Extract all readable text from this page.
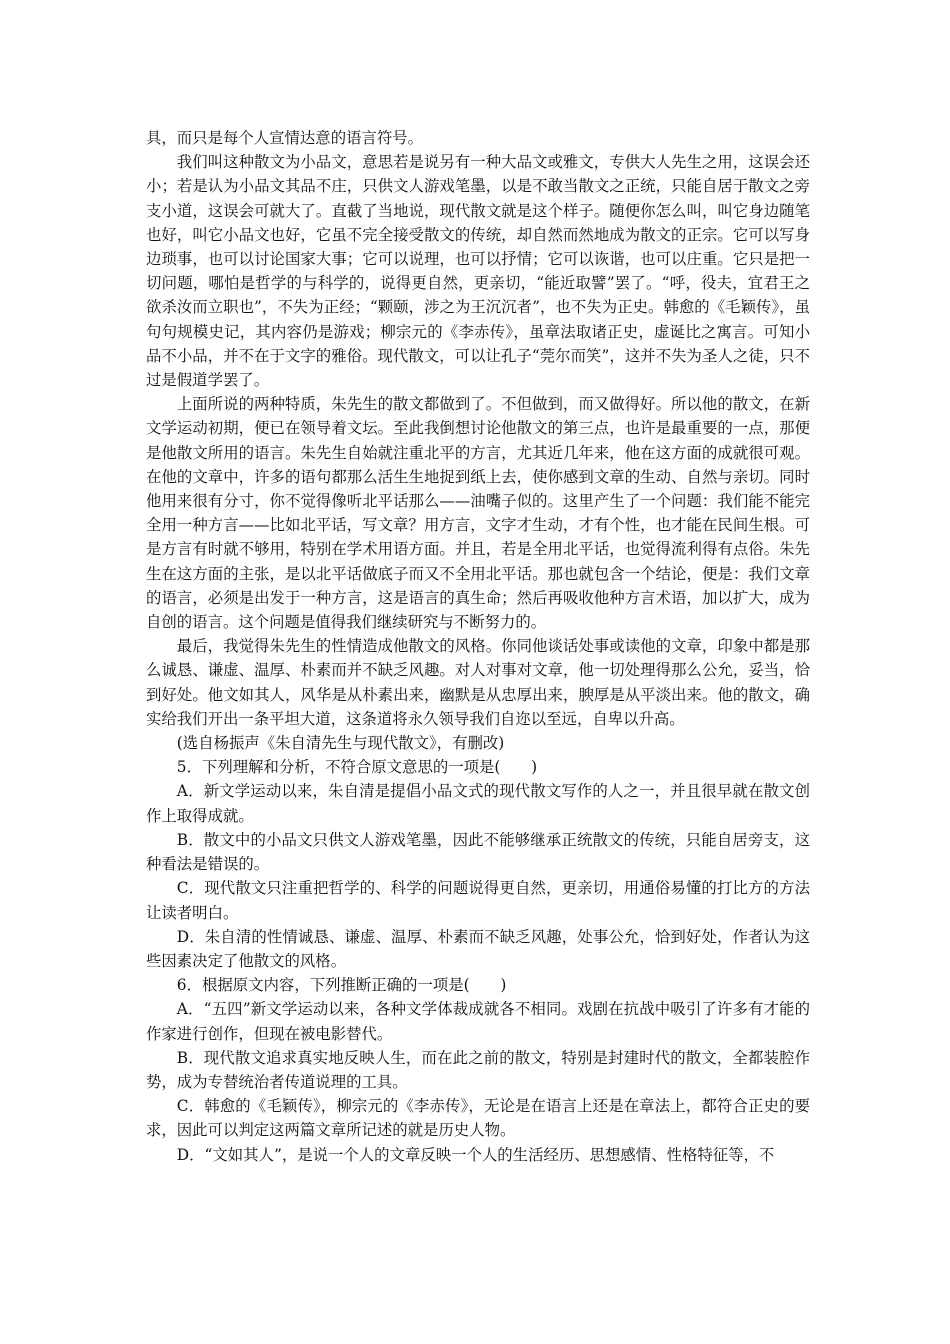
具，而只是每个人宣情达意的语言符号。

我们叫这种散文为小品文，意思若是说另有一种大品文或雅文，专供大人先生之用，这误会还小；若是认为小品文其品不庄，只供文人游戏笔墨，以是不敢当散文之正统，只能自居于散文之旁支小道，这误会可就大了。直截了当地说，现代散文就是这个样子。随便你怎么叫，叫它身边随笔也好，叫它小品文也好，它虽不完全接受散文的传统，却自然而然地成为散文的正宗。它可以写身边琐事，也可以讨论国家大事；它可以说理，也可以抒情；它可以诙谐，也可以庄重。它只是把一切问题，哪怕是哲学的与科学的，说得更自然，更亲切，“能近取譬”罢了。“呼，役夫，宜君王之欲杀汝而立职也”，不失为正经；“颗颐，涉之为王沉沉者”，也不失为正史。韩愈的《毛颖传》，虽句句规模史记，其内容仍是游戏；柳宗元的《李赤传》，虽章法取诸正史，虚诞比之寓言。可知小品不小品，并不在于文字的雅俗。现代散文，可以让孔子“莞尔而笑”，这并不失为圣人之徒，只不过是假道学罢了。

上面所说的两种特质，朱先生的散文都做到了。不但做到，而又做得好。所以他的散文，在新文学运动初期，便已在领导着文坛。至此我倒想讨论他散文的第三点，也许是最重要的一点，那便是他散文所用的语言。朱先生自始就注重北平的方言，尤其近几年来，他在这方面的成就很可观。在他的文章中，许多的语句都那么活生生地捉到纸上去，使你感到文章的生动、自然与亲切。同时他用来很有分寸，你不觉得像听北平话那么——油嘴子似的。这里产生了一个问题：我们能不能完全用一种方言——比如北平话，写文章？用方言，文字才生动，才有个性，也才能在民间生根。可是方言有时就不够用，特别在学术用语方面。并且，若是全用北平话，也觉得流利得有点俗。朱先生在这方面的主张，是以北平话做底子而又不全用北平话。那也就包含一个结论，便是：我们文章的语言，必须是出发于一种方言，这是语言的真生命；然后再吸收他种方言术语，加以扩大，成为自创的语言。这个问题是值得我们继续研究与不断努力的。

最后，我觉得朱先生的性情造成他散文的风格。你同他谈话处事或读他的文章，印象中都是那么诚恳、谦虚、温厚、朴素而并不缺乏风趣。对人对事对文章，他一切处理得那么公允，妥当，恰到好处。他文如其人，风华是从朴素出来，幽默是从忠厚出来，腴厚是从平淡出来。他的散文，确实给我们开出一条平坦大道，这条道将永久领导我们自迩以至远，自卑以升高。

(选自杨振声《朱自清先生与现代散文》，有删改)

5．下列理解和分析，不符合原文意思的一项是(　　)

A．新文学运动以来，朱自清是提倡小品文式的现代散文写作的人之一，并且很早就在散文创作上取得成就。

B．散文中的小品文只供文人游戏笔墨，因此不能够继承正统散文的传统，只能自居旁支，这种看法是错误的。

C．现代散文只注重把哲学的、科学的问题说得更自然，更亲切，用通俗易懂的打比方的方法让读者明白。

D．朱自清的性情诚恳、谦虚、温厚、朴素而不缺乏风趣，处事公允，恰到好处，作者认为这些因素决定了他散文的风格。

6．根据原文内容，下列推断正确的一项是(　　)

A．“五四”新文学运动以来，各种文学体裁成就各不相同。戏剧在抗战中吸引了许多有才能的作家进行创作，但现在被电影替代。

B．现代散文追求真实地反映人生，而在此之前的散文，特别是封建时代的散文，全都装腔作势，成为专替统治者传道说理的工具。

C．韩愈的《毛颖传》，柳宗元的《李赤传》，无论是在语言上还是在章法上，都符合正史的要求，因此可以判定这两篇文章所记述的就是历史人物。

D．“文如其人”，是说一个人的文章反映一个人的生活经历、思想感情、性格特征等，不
• • • •
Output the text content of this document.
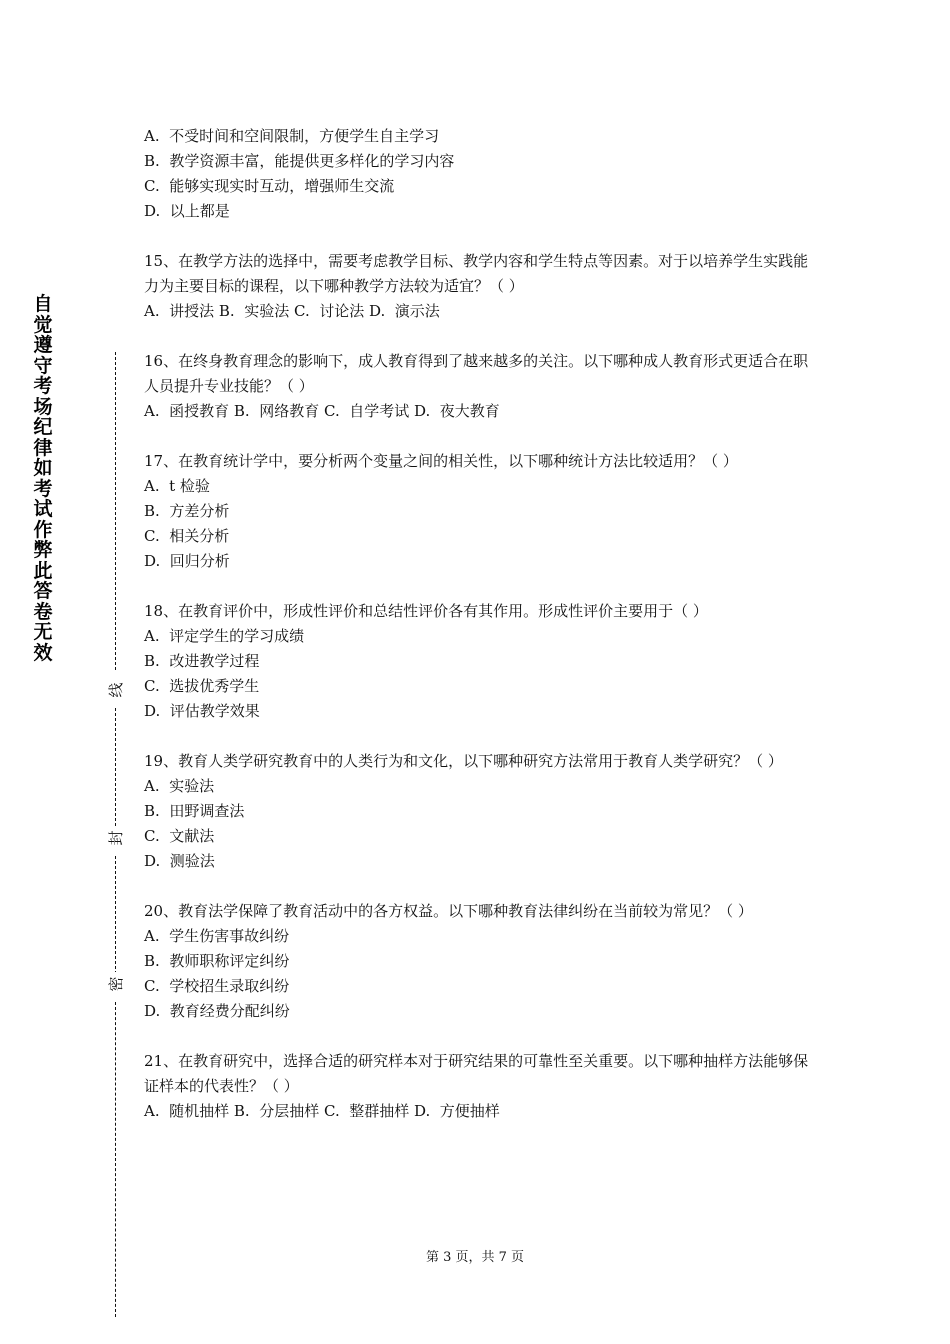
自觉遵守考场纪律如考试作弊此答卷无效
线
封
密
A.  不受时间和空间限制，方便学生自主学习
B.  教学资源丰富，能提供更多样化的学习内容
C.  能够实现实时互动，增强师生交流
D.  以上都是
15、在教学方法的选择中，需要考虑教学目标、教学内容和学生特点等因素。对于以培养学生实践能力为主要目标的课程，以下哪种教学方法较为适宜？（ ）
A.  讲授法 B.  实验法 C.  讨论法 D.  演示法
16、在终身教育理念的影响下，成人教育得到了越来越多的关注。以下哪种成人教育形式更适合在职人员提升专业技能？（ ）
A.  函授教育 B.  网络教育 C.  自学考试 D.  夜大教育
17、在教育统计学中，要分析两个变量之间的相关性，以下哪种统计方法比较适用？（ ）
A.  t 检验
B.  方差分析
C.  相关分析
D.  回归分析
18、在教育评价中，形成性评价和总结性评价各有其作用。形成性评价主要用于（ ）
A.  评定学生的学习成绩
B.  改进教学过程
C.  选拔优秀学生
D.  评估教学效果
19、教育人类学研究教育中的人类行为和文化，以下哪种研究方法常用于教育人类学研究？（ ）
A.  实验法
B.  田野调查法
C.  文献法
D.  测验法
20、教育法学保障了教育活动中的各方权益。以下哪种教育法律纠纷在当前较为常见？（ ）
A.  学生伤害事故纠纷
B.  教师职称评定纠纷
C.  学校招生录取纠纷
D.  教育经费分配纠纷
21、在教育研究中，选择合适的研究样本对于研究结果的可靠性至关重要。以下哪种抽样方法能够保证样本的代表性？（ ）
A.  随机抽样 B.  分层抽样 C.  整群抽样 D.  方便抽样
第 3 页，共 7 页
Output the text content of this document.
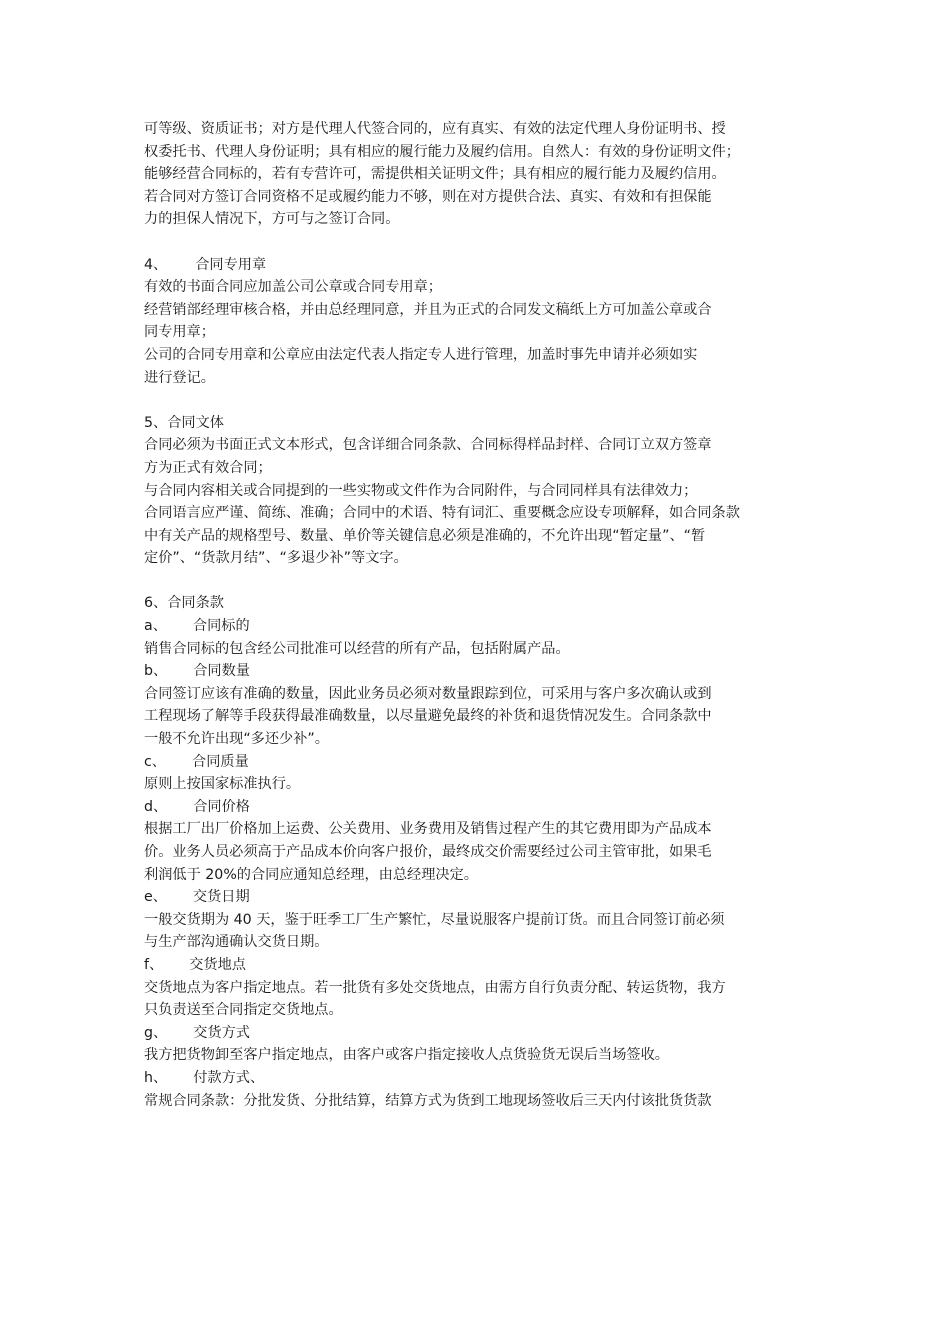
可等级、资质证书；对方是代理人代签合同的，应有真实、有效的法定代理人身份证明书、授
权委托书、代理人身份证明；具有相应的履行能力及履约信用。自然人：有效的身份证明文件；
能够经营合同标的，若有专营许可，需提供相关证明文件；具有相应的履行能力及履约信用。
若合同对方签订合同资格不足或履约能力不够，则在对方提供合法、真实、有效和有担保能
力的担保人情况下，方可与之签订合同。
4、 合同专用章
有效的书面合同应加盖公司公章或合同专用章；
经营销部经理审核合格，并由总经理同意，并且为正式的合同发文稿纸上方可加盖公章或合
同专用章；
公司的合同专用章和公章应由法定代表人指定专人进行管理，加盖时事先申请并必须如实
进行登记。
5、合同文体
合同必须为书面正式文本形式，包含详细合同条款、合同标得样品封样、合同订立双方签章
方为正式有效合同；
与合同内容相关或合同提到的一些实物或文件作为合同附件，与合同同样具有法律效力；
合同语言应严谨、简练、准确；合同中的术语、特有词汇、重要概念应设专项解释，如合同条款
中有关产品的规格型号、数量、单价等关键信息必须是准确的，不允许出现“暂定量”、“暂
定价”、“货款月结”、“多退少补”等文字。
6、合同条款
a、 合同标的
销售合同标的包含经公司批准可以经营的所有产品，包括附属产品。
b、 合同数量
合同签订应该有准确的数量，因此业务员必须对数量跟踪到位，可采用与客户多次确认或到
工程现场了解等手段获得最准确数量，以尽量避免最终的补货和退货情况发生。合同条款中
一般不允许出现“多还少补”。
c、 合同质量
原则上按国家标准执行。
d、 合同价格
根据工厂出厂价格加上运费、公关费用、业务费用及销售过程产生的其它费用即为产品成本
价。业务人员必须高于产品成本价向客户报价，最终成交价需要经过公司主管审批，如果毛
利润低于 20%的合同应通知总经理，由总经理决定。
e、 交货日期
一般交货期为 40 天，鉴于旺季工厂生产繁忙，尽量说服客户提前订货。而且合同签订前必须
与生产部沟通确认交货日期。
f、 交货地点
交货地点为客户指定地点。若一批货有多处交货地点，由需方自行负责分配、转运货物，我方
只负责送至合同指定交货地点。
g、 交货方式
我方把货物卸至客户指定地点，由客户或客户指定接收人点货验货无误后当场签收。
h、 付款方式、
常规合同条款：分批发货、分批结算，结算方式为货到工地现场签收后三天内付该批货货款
• • • •
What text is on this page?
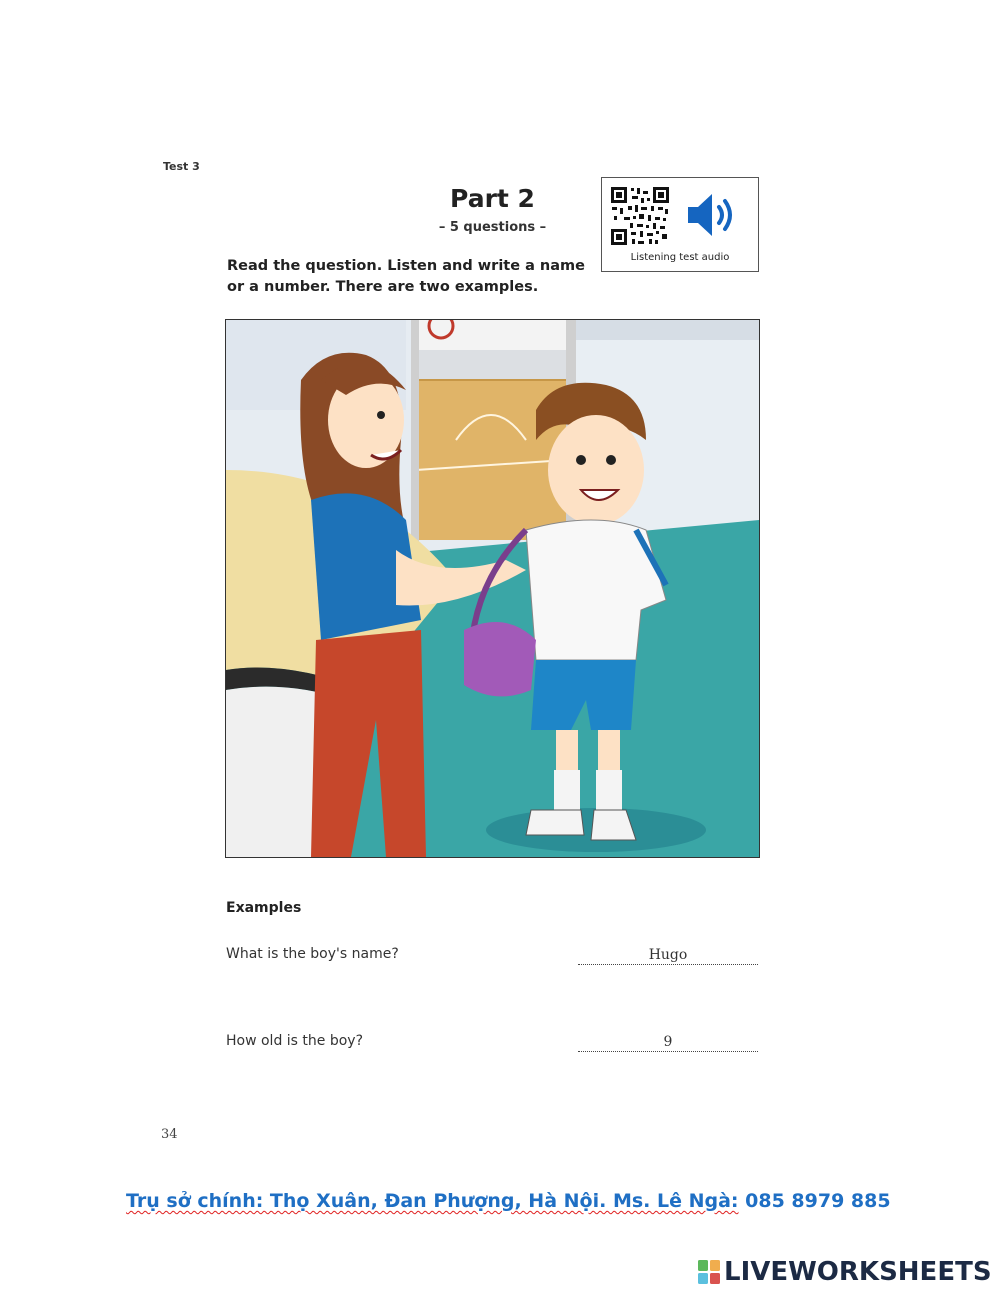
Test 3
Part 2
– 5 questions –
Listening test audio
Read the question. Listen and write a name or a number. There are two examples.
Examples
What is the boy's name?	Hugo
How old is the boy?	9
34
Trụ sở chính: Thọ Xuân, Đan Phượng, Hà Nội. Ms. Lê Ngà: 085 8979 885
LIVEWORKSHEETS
• • • •
**YOUR TASK**
Check each line above for the string "What", then copy the ones that have it.

**RIGHT ANSWER**
What text is on this page?
What is the boy's name?	Hugo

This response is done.